=== Given information ===
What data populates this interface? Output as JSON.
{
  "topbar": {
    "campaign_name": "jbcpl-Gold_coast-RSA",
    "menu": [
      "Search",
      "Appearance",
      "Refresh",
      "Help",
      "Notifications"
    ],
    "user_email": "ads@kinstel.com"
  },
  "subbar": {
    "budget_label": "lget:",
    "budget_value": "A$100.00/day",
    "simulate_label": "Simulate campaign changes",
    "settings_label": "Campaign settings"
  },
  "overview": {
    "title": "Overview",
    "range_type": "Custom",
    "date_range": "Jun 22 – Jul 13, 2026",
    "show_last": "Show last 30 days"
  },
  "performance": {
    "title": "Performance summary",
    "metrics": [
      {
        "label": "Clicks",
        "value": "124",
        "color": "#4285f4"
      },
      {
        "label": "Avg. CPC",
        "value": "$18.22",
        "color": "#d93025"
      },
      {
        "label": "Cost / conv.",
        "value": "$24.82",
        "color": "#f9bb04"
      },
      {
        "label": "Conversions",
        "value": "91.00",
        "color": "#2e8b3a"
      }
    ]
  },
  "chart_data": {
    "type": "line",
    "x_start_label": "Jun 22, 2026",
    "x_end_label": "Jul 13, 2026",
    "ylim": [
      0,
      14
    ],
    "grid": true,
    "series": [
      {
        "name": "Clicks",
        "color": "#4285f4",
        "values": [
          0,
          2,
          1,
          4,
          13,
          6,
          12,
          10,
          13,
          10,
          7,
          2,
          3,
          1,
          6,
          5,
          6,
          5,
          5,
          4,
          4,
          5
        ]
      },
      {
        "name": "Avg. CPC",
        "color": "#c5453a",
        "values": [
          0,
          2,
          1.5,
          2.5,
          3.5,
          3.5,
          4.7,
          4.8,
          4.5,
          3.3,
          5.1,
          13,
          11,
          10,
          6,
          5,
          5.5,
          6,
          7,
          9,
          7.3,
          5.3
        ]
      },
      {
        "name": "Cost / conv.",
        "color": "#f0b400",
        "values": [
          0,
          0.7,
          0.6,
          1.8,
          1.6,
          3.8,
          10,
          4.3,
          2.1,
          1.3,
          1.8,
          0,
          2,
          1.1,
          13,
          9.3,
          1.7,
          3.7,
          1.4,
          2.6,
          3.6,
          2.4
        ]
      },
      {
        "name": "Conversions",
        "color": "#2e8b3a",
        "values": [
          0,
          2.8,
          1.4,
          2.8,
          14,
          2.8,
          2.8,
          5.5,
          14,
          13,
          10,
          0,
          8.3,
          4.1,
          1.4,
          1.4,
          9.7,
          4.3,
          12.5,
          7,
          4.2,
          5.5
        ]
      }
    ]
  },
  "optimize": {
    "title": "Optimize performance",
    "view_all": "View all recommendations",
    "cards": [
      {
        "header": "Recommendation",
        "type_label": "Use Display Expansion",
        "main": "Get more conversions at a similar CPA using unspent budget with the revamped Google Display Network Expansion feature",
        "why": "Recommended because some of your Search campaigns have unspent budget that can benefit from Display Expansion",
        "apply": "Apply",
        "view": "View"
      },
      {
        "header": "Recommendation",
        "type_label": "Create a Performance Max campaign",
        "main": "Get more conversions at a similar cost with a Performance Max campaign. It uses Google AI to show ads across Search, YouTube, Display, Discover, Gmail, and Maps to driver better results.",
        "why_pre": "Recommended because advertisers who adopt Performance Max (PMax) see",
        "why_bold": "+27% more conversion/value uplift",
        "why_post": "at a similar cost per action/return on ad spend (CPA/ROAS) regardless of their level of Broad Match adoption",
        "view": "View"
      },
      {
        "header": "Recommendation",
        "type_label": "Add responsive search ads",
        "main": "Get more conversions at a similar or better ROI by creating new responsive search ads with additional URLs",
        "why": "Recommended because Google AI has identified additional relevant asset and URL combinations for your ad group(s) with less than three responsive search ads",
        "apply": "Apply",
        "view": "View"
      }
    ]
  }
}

=== Request ===
Identify each line of the material where the word "better" shows up, and copy it.

=== Response below ===
        "main": "Get more conversions at a similar cost with a Performance Max campaign. It uses Google AI to show ads across Search, YouTube, Display, Discover, Gmail, and Maps to driver better results.",
        "main": "Get more conversions at a similar or better ROI by creating new responsive search ads with additional URLs",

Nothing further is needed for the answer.